> _Objective_: Copy out each line in the material below that has the word "Average".

Recorded data
****************

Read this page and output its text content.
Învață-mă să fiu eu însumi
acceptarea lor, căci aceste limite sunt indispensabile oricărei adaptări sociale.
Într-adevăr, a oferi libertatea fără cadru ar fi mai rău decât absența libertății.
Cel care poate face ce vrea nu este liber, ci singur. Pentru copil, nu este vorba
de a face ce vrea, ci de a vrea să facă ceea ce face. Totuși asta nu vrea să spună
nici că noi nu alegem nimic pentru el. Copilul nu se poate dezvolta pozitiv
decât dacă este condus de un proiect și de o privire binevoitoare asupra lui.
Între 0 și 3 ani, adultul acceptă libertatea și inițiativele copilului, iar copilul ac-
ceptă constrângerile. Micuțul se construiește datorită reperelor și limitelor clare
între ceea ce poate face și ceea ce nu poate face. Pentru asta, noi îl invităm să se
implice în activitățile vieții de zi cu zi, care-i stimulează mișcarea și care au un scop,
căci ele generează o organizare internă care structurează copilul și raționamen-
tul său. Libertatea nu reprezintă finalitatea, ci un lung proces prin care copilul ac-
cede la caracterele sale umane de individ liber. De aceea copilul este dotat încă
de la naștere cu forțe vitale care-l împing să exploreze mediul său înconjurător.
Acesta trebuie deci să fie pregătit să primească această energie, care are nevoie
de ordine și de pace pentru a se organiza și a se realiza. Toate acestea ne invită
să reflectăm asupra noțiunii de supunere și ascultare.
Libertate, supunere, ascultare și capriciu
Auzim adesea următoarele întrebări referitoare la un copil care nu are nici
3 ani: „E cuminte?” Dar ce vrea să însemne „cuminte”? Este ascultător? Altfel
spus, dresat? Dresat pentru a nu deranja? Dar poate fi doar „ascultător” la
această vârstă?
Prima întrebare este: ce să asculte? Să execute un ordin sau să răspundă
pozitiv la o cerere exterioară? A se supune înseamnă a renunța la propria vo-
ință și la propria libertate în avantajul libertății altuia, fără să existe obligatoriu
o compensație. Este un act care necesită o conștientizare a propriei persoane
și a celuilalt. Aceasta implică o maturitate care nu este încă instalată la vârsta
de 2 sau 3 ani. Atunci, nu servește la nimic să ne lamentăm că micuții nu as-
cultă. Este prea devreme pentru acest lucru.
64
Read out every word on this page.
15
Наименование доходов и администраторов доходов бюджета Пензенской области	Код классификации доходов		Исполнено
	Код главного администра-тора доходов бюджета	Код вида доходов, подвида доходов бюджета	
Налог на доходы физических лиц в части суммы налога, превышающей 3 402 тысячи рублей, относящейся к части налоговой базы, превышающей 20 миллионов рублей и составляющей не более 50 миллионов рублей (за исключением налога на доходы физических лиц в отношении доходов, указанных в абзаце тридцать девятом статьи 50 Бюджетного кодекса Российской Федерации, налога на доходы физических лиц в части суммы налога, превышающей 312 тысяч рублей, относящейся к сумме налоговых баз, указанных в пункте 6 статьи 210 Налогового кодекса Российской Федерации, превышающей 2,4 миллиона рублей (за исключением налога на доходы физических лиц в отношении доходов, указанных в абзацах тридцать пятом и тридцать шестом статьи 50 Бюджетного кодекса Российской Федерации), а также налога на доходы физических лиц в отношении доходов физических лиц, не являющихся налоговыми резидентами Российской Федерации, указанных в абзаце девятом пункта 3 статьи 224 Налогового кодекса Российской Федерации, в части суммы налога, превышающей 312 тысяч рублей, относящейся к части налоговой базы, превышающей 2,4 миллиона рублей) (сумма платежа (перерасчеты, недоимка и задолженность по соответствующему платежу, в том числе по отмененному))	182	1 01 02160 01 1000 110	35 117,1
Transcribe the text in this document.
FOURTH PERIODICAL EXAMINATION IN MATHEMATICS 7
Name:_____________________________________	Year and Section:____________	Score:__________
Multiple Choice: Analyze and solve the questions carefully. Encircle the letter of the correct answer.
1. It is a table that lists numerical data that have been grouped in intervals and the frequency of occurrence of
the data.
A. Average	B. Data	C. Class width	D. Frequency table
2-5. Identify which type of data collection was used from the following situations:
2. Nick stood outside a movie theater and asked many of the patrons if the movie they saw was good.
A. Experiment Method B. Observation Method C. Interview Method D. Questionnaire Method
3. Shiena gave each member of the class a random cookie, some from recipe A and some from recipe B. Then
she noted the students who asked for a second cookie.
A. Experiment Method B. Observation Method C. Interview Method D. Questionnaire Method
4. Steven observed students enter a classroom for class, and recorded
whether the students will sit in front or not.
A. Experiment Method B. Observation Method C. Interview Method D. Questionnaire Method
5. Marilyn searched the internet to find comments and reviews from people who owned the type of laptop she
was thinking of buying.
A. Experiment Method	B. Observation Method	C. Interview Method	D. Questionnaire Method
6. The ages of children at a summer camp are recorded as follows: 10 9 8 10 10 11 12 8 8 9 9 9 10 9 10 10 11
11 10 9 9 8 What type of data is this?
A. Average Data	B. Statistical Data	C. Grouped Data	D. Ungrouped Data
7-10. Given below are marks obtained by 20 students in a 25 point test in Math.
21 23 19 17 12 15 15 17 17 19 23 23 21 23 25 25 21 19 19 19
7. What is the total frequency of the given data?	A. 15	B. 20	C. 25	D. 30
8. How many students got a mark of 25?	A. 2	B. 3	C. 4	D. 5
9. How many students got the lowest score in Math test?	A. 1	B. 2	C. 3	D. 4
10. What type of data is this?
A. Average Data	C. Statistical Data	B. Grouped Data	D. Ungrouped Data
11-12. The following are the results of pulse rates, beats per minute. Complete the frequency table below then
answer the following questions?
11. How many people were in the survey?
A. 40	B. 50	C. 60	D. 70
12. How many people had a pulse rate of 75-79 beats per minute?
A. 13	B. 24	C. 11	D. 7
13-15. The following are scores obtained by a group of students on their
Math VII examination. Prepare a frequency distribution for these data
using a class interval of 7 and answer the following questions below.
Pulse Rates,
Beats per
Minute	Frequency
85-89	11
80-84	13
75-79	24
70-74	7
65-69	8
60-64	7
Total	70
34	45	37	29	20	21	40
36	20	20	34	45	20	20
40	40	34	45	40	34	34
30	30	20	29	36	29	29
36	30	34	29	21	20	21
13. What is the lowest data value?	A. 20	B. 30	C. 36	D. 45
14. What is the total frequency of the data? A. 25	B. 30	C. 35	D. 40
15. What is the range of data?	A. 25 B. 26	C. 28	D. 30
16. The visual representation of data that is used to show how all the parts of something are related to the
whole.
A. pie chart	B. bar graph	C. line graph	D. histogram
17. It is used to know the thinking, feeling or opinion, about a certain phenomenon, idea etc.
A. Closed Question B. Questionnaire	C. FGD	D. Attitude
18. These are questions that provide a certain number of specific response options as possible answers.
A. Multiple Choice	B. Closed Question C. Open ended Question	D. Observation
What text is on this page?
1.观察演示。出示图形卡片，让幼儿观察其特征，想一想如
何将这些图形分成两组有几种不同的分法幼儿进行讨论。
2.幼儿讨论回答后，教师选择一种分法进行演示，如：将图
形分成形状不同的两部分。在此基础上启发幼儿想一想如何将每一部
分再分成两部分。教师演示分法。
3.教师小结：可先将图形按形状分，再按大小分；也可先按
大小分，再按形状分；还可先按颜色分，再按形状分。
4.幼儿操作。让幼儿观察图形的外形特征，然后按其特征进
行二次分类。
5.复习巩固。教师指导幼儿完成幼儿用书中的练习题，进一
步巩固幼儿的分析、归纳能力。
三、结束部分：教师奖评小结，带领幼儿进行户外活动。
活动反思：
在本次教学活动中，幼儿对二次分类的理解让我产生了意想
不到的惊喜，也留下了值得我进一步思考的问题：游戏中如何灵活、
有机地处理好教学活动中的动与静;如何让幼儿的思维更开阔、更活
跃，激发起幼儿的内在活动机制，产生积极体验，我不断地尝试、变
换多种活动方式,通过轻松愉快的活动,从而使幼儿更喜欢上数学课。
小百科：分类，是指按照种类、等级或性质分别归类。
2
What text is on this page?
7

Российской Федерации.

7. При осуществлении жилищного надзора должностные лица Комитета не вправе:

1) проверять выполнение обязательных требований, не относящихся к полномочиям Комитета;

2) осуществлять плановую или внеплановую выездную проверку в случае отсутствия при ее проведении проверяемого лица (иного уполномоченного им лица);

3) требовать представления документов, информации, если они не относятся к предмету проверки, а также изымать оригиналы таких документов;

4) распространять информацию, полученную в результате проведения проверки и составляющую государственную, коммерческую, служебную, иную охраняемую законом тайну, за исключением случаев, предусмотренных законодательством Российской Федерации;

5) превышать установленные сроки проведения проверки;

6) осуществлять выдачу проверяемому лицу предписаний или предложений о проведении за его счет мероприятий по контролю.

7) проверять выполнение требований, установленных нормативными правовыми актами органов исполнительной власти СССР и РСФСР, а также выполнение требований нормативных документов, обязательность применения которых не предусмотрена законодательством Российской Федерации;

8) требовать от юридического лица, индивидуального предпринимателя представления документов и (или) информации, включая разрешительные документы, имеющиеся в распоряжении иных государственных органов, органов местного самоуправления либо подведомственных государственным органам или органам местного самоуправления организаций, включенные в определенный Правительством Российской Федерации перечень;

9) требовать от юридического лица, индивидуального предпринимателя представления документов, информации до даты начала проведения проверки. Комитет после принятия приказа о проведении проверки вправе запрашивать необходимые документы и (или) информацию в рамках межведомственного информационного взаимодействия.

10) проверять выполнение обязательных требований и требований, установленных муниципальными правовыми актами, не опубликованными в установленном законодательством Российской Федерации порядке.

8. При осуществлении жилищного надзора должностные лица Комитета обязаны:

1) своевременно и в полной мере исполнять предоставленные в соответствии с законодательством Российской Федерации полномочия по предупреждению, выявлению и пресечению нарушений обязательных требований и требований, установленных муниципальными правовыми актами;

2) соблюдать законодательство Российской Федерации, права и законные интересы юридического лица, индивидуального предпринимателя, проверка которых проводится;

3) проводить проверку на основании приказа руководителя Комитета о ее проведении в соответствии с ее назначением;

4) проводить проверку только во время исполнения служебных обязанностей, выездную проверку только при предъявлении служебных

****************

> _Answer to this problem_:
A. Average	B. Data	C. Class width	D. Frequency table
A. Average Data	B. Statistical Data	C. Grouped Data	D. Ungrouped Data
A. Average Data	C. Statistical Data	B. Grouped Data	D. Ungrouped Data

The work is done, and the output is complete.